There are other things too that bother me. I could mention that, as you continue to politicize the Benghazi attacks, that 9/11 happened on your watch, plus several other attacks on diplomatic sites (including a certain embassy in Lebanon that President Reagan pulled marines out of after a suicide attack killed hundred of Americans). I know its politics etc, but not everything is a conspiracy (though I agree there is more to the Petraeus affair than what we have been told as of this writing). If you want to win again, not only do you have to stop looking backwards at ideas that worked 30 years ago, but you also need to stop making every statement a passive-aggressive attack on Democrats. Half the country agrees with them. 

But how can I explain all this to those who believe the Republican Governor of NJ saying nice things about President Obama for helping his state recover from Hurricane Sandy, caused Mitt Romney to lose the election. Heaven forbid, a leader serving those who voted for him first. I'm sure the loss had nothing to do with a candidate so out of touch that he thought cuts in the capital gains tax would help the middle class when they sold all their stocks. What stocks?! My wife and I make well more then $150,000 combined, our only stocks are in our 401(k) accounts and in the college education cuts we have set up for our children -- if we don't have enough disposable income for stocks, how does a family making just $60,000 have enough to worry paying taxes on dividends or capital gains (the tax on our savings, which would have been cut, is miniscule thanks to low interest rates). Don't any of you watch something other than Fox News?

----

**EXERCISES**.
(a) Name every person the election commentary identifies by name.
(b) Answer these questions from the election commentary:
(i) According to the writer, whom did President Reagan pull out of Lebanon after the suicide attack?
(ii) What combined income does the writer report for the writer and the writer's wife?
(iii) Which news channel does the writer mention in the closing question?
(c) Proceed with the election commentary from its final sentence, keeping the writer's voice.
The rows that come after this play no part in the work on the election commentary.

----

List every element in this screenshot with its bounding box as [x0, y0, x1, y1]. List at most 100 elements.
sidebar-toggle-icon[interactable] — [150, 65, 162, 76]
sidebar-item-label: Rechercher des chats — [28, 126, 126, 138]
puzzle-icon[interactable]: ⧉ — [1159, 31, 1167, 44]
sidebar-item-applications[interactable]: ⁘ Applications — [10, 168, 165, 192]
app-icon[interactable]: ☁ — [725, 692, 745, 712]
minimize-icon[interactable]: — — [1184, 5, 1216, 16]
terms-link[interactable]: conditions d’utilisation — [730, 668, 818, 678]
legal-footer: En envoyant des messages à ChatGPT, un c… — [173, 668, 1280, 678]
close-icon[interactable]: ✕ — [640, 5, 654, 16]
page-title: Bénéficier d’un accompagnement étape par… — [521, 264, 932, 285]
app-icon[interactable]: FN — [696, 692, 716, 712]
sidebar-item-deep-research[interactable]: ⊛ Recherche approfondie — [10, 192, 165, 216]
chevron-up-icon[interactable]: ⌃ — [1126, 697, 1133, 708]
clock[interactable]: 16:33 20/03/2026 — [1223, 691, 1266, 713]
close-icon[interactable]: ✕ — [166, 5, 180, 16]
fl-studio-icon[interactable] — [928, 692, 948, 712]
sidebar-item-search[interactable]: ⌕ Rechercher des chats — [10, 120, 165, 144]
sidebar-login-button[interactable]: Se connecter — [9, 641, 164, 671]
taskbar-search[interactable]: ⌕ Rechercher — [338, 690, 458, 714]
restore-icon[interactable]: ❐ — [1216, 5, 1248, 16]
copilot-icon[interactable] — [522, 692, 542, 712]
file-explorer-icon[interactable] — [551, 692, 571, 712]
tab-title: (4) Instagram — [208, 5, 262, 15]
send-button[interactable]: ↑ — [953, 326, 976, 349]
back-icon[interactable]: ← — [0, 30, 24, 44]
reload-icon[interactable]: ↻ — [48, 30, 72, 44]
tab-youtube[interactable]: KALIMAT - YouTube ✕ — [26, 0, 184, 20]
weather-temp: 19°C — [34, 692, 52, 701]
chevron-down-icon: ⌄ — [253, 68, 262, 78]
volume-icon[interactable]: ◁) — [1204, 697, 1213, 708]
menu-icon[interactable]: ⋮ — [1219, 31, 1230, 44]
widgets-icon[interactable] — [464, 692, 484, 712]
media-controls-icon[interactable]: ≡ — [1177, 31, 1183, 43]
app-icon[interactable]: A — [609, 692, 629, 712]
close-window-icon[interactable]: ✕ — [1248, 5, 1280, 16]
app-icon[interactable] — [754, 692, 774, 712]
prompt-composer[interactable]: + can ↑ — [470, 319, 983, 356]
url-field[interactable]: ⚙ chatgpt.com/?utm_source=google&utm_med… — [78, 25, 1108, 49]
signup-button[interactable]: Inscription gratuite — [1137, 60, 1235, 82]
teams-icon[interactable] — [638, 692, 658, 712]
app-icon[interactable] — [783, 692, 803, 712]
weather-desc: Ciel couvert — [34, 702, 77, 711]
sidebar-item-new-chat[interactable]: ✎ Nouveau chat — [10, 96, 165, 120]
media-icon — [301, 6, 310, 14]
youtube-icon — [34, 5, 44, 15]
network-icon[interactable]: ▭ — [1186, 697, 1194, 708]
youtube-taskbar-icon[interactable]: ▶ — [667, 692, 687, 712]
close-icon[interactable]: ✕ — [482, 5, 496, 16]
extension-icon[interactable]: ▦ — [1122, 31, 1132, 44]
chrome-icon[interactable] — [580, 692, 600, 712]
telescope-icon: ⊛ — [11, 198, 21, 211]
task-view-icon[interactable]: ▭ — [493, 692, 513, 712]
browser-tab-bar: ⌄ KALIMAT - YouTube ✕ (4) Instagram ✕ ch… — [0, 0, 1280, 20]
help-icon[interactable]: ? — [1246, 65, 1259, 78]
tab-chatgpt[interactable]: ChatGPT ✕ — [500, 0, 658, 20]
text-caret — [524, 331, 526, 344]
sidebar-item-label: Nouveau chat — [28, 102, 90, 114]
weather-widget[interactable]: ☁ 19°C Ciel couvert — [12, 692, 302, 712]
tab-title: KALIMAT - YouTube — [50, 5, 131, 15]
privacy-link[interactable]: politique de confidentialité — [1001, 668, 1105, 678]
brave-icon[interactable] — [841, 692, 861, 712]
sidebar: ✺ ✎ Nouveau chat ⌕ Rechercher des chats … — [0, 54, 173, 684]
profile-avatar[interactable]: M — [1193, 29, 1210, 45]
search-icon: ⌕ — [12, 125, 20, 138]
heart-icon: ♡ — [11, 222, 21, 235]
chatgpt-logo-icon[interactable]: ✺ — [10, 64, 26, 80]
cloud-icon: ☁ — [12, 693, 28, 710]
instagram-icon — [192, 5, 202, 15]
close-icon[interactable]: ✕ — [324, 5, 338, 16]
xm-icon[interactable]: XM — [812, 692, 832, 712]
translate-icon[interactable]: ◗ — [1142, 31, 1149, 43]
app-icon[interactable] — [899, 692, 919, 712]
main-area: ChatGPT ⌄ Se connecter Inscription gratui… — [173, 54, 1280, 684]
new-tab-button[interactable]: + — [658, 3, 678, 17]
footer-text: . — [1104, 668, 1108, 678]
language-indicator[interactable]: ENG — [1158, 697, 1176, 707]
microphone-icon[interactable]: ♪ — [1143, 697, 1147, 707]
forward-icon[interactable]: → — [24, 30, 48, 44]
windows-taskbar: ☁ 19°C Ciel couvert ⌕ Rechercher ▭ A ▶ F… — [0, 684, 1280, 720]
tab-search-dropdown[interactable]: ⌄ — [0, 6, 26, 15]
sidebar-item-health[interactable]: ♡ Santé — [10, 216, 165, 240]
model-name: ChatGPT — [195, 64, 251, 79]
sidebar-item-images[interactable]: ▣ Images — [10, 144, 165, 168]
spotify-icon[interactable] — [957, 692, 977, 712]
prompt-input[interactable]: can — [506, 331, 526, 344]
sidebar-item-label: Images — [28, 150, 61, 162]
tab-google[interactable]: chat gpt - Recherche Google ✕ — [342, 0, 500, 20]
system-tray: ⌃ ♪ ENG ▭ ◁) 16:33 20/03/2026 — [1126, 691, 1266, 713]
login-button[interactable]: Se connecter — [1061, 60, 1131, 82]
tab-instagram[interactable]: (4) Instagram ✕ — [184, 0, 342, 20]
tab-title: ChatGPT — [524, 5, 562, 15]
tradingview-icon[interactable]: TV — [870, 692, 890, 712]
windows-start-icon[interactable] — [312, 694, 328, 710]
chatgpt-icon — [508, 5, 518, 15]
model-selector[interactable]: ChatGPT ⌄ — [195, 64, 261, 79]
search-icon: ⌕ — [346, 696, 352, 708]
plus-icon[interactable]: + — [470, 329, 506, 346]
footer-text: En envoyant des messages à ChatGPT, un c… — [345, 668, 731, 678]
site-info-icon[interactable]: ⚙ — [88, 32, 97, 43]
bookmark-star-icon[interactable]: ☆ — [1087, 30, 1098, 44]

----

**RESULTS**.
(a) President Reagan, Petraeus, President Obama, Mitt Romney

(b)
(i) Marines
(ii) Well more than $150,000
(iii) Fox News

(c)
And, going back to my mother, if you ever saw her medical bills from her nursing home, you'd see that her medicaid payments to supplement her social security and my parents' pensions, were not gifts, but a lifeline in return for her decades of hard work (now if you want to argue that limiting medicare/medicaid payments to grants will force nursing homes etc to lower their prices, I'm listening, but I don't trust the free market that has you where they want you as much as you). And I am not going to get into the fiscal cliff you want to throw the country over because a few of your friends, who will be rich no matter, don't want to pay more taxes unless the entire middle class, already reeling from four decades of your wealth consolidation programs, givers even more of the few crumbs they have left (can't leave the serfs with anything that might look like savings now can we?). As long as your opening bargaining position is to hold a gun to the country's head while telling the other side "no and no discussion until you do what we say," there is no point.

So, in conclusion, GROW UP! Stop blaming others for your failures. People don't vote for you because they don't like what you say, don't like what is in your hearts, worry that the increasing concentration of wealth is bad for a republic and a whole host of other concerns. We are individuals making up a nation of one, not a nation making individuals of 300 million (yeah, that got away from me too, sorry). No matter how much we adore individualism, we all need each other to some extent. Not many of us live on small family farms anymore, with fewer every year. This isn't the 18th or even the per-industrial 19th century where Americans could live easily enough by themselves, off the grid, without any help from neighbors (assuming the army kept the Indians away and local law kept the bandits at bay). This is the 21st century. Maybe you should remember that.